* DATA EXCERPTS *
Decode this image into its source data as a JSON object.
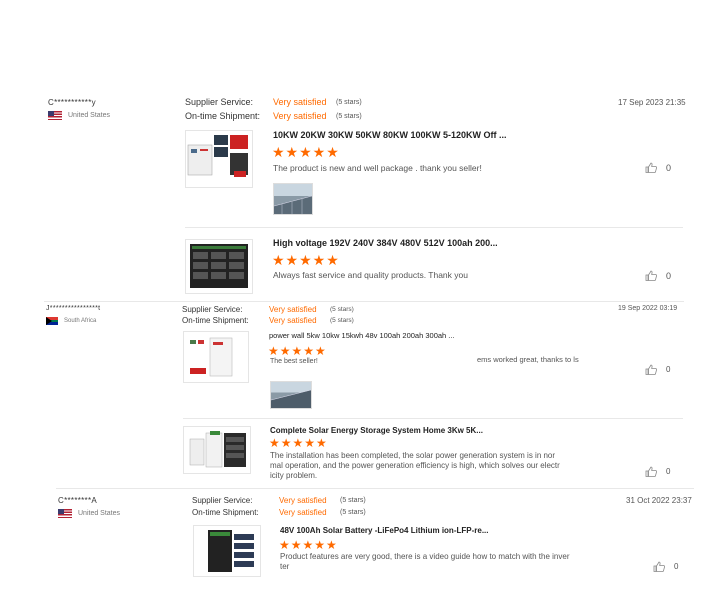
{
  "reviews": [
    {
      "reviewer": "C***********y",
      "country": "United States",
      "supplier_label": "Supplier Service:",
      "supplier_value": "Very satisfied",
      "supplier_stars": "(5 stars)",
      "shipment_label": "On-time Shipment:",
      "shipment_value": "Very satisfied",
      "shipment_stars": "(5 stars)",
      "date": "17 Sep 2023 21:35",
      "products": [
        {
          "title": "10KW 20KW 30KW 50KW 80KW 100KW 5-120KW Off ...",
          "stars": "★★★★★",
          "comment": "The product is new and well package . thank you seller!",
          "likes": "0"
        },
        {
          "title": "High voltage 192V 240V 384V 480V 512V 100ah 200...",
          "stars": "★★★★★",
          "comment": "Always fast service and quality products. Thank you",
          "likes": "0"
        }
      ]
    },
    {
      "reviewer": "J****************t",
      "country": "South Africa",
      "supplier_label": "Supplier Service:",
      "supplier_value": "Very satisfied",
      "supplier_stars": "(5 stars)",
      "shipment_label": "On-time Shipment:",
      "shipment_value": "Very satisfied",
      "shipment_stars": "(5 stars)",
      "date": "19 Sep 2022 03:19",
      "products": [
        {
          "title": "power wall 5kw 10kw 15kwh 48v 100ah 200ah 300ah ...",
          "stars": "★★★★★",
          "comment": "The best seller!",
          "comment_extra": "ems worked great, thanks to ls",
          "likes": "0"
        },
        {
          "title": "Complete Solar Energy Storage System Home 3Kw 5K...",
          "stars": "★★★★★",
          "comment_line1": "The installation has been completed, the solar power generation system is in nor",
          "comment_line2": "mal operation, and the power generation efficiency is high, which solves our electr",
          "comment_line3": "icity problem.",
          "likes": "0"
        }
      ]
    },
    {
      "reviewer": "C********A",
      "country": "United States",
      "supplier_label": "Supplier Service:",
      "supplier_value": "Very satisfied",
      "supplier_stars": "(5 stars)",
      "shipment_label": "On-time Shipment:",
      "shipment_value": "Very satisfied",
      "shipment_stars": "(5 stars)",
      "date": "31 Oct 2022 23:37",
      "products": [
        {
          "title": "48V 100Ah Solar Battery -LiFePo4 Lithium ion-LFP-re...",
          "stars": "★★★★★",
          "comment_line1": "Product features are very good, there is a video guide how to match with the inver",
          "comment_line2": "ter",
          "likes": "0"
        }
      ]
    }
  ],
  "colors": {
    "accent": "#ff6a00",
    "text": "#333333",
    "muted": "#777777"
  },
  "icons": {
    "like": "thumbs-up-icon",
    "flag_us": "us-flag-icon",
    "flag_za": "za-flag-icon"
  }
}
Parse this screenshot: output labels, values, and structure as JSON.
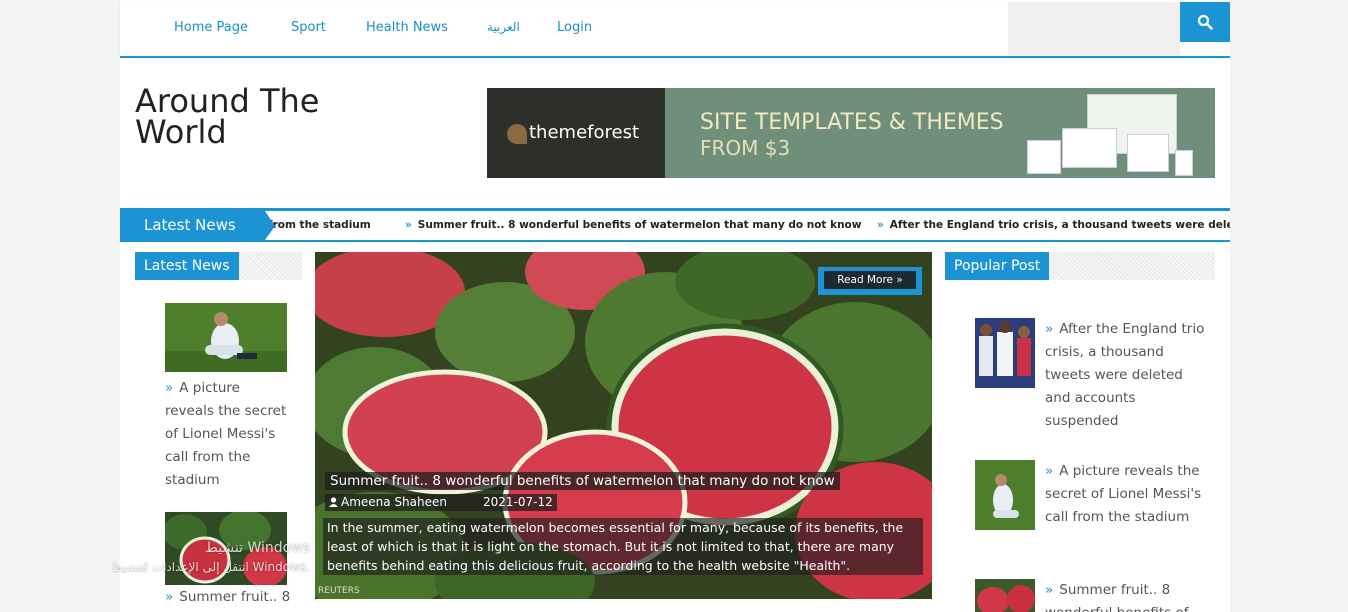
{
  "nav": {
    "items": [
      "Home Page",
      "Sport",
      "Health News",
      "العربية",
      "Login"
    ]
  },
  "site": {
    "title_line1": "Around The",
    "title_line2": "World"
  },
  "banner": {
    "brand": "themeforest",
    "line1": "SITE TEMPLATES & THEMES",
    "line2": "FROM $3"
  },
  "ticker": {
    "label": "Latest News",
    "items": [
      "from the stadium",
      "Summer fruit.. 8 wonderful benefits of watermelon that many do not know",
      "After the England trio crisis, a thousand tweets were deleted"
    ]
  },
  "latest": {
    "heading": "Latest News",
    "items": [
      {
        "title": "A picture reveals the secret of Lionel Messi's call from the stadium"
      },
      {
        "title": "Summer fruit.. 8"
      }
    ]
  },
  "hero": {
    "read_more": "Read More »",
    "title": "Summer fruit.. 8 wonderful benefits of watermelon that many do not know",
    "author": "Ameena Shaheen",
    "date": "2021-07-12",
    "excerpt": "In the summer, eating watermelon becomes essential for many, because of its benefits, the least of which is that it is light on the stomach. But it is not limited to that, there are many benefits behind eating this delicious fruit, according to the health website \"Health\".",
    "credit": "REUTERS"
  },
  "popular": {
    "heading": "Popular Post",
    "items": [
      {
        "title": "After the England trio crisis, a thousand tweets were deleted and accounts suspended"
      },
      {
        "title": "A picture reveals the secret of Lionel Messi's call from the stadium"
      },
      {
        "title": "Summer fruit.. 8 wonderful benefits of"
      }
    ]
  },
  "watermark": {
    "line1": "تنشيط Windows",
    "line2": "انتقل إلى الإعدادات لتنشيط Windows."
  },
  "colors": {
    "accent": "#1c94d3",
    "text": "#555555"
  },
  "icons": [
    "search-icon",
    "chevron-right-icon",
    "user-icon"
  ]
}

* WHAT IS NEEDED *
Retype the listing exactly. Pictures do not belong in the copy.

* CORRECT OUTPUT *
Decode this image into its source data as a JSON object.
{
  "reviews": [
    {
      "reviewer": "C***********y",
      "country": "United States",
      "supplier_label": "Supplier Service:",
      "supplier_value": "Very satisfied",
      "supplier_stars": "(5 stars)",
      "shipment_label": "On-time Shipment:",
      "shipment_value": "Very satisfied",
      "shipment_stars": "(5 stars)",
      "date": "17 Sep 2023 21:35",
      "products": [
        {
          "title": "10KW 20KW 30KW 50KW 80KW 100KW 5-120KW Off ...",
          "stars": "★★★★★",
          "comment": "The product is new and well package . thank you seller!",
          "likes": "0"
        },
        {
          "title": "High voltage 192V 240V 384V 480V 512V 100ah 200...",
          "stars": "★★★★★",
          "comment": "Always fast service and quality products. Thank you",
          "likes": "0"
        }
      ]
    },
    {
      "reviewer": "J****************t",
      "country": "South Africa",
      "supplier_label": "Supplier Service:",
      "supplier_value": "Very satisfied",
      "supplier_stars": "(5 stars)",
      "shipment_label": "On-time Shipment:",
      "shipment_value": "Very satisfied",
      "shipment_stars": "(5 stars)",
      "date": "19 Sep 2022 03:19",
      "products": [
        {
          "title": "power wall 5kw 10kw 15kwh 48v 100ah 200ah 300ah ...",
          "stars": "★★★★★",
          "comment": "The best seller!",
          "comment_extra": "ems worked great, thanks to ls",
          "likes": "0"
        },
        {
          "title": "Complete Solar Energy Storage System Home 3Kw 5K...",
          "stars": "★★★★★",
          "comment_line1": "The installation has been completed, the solar power generation system is in nor",
          "comment_line2": "mal operation, and the power generation efficiency is high, which solves our electr",
          "comment_line3": "icity problem.",
          "likes": "0"
        }
      ]
    },
    {
      "reviewer": "C********A",
      "country": "United States",
      "supplier_label": "Supplier Service:",
      "supplier_value": "Very satisfied",
      "supplier_stars": "(5 stars)",
      "shipment_label": "On-time Shipment:",
      "shipment_value": "Very satisfied",
      "shipment_stars": "(5 stars)",
      "date": "31 Oct 2022 23:37",
      "products": [
        {
          "title": "48V 100Ah Solar Battery -LiFePo4 Lithium ion-LFP-re...",
          "stars": "★★★★★",
          "comment_line1": "Product features are very good, there is a video guide how to match with the inver",
          "comment_line2": "ter",
          "likes": "0"
        }
      ]
    }
  ],
  "colors": {
    "accent": "#ff6a00",
    "text": "#333333",
    "muted": "#777777"
  },
  "icons": {
    "like": "thumbs-up-icon",
    "flag_us": "us-flag-icon",
    "flag_za": "za-flag-icon"
  }
}
Parse this screenshot: output labels, values, and structure as JSON.
{
  "nav": {
    "items": [
      "Home Page",
      "Sport",
      "Health News",
      "العربية",
      "Login"
    ]
  },
  "site": {
    "title_line1": "Around The",
    "title_line2": "World"
  },
  "banner": {
    "brand": "themeforest",
    "line1": "SITE TEMPLATES & THEMES",
    "line2": "FROM $3"
  },
  "ticker": {
    "label": "Latest News",
    "items": [
      "from the stadium",
      "Summer fruit.. 8 wonderful benefits of watermelon that many do not know",
      "After the England trio crisis, a thousand tweets were deleted"
    ]
  },
  "latest": {
    "heading": "Latest News",
    "items": [
      {
        "title": "A picture reveals the secret of Lionel Messi's call from the stadium"
      },
      {
        "title": "Summer fruit.. 8"
      }
    ]
  },
  "hero": {
    "read_more": "Read More »",
    "title": "Summer fruit.. 8 wonderful benefits of watermelon that many do not know",
    "author": "Ameena Shaheen",
    "date": "2021-07-12",
    "excerpt": "In the summer, eating watermelon becomes essential for many, because of its benefits, the least of which is that it is light on the stomach. But it is not limited to that, there are many benefits behind eating this delicious fruit, according to the health website \"Health\".",
    "credit": "REUTERS"
  },
  "popular": {
    "heading": "Popular Post",
    "items": [
      {
        "title": "After the England trio crisis, a thousand tweets were deleted and accounts suspended"
      },
      {
        "title": "A picture reveals the secret of Lionel Messi's call from the stadium"
      },
      {
        "title": "Summer fruit.. 8 wonderful benefits of"
      }
    ]
  },
  "watermark": {
    "line1": "تنشيط Windows",
    "line2": "انتقل إلى الإعدادات لتنشيط Windows."
  },
  "colors": {
    "accent": "#1c94d3",
    "text": "#555555"
  },
  "icons": [
    "search-icon",
    "chevron-right-icon",
    "user-icon"
  ]
}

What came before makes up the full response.